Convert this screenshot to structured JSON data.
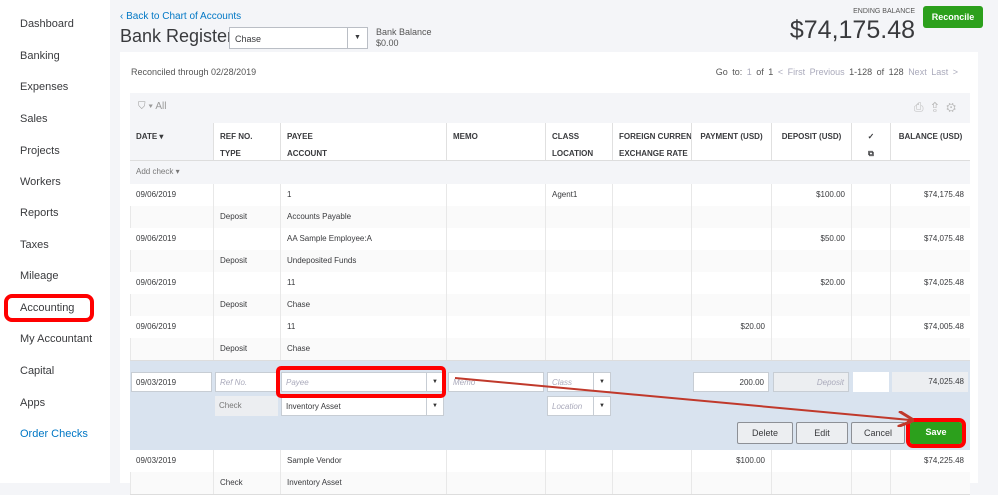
{
  "sidebar": {
    "items": [
      "Dashboard",
      "Banking",
      "Expenses",
      "Sales",
      "Projects",
      "Workers",
      "Reports",
      "Taxes",
      "Mileage",
      "Accounting",
      "My Accountant",
      "Capital",
      "Apps",
      "Order Checks"
    ]
  },
  "header": {
    "back": "Back to Chart of Accounts",
    "title": "Bank Register",
    "account": "Chase",
    "bank_balance_label": "Bank Balance",
    "bank_balance": "$0.00",
    "ending_label": "ENDING BALANCE",
    "ending_balance": "$74,175.48",
    "reconcile": "Reconcile"
  },
  "reconciled": "Reconciled through 02/28/2019",
  "pager": {
    "goto": "Go to:",
    "page": "1",
    "of": "of 1",
    "first": "< First",
    "previous": "Previous",
    "range": "1-128 of 128",
    "next": "Next",
    "last": "Last >"
  },
  "filter": "All",
  "columns": [
    [
      "DATE ▾",
      ""
    ],
    [
      "REF NO.",
      "TYPE"
    ],
    [
      "PAYEE",
      "ACCOUNT"
    ],
    [
      "MEMO",
      ""
    ],
    [
      "CLASS",
      "LOCATION"
    ],
    [
      "FOREIGN CURRENCY",
      "EXCHANGE RATE"
    ],
    [
      "PAYMENT (USD)",
      ""
    ],
    [
      "DEPOSIT (USD)",
      ""
    ],
    [
      "✓",
      "⧉"
    ],
    [
      "BALANCE (USD)",
      ""
    ]
  ],
  "add_check": "Add check ▾",
  "rows": [
    {
      "date": "09/06/2019",
      "payee": "1",
      "class": "Agent1",
      "payment": "",
      "deposit": "$100.00",
      "balance": "$74,175.48",
      "type": "Deposit",
      "account": "Accounts Payable"
    },
    {
      "date": "09/06/2019",
      "payee": "AA Sample Employee:A",
      "class": "",
      "payment": "",
      "deposit": "$50.00",
      "balance": "$74,075.48",
      "type": "Deposit",
      "account": "Undeposited Funds"
    },
    {
      "date": "09/06/2019",
      "payee": "11",
      "class": "",
      "payment": "",
      "deposit": "$20.00",
      "balance": "$74,025.48",
      "type": "Deposit",
      "account": "Chase"
    },
    {
      "date": "09/06/2019",
      "payee": "11",
      "class": "",
      "payment": "$20.00",
      "deposit": "",
      "balance": "$74,005.48",
      "type": "Deposit",
      "account": "Chase"
    }
  ],
  "edit": {
    "date": "09/03/2019",
    "ref_ph": "Ref No.",
    "payee_ph": "Payee",
    "memo_ph": "Memo",
    "class_ph": "Class",
    "payment": "200.00",
    "deposit_ph": "Deposit",
    "balance": "74,025.48",
    "type": "Check",
    "account": "Inventory Asset",
    "location_ph": "Location",
    "delete": "Delete",
    "edit": "Edit",
    "cancel": "Cancel",
    "save": "Save"
  },
  "last_row": {
    "date": "09/03/2019",
    "payee": "Sample Vendor",
    "payment": "$100.00",
    "balance": "$74,225.48",
    "type": "Check",
    "account": "Inventory Asset"
  },
  "colors": {
    "accent": "#2ca01c",
    "link": "#0077c5",
    "annotation": "#ff0000"
  }
}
------------------------------------------------------------
Among the records above, find each line holding the string "Accounts" and pull it out.

    "back": "Back to Chart of Accounts",
      "account": "Accounts Payable"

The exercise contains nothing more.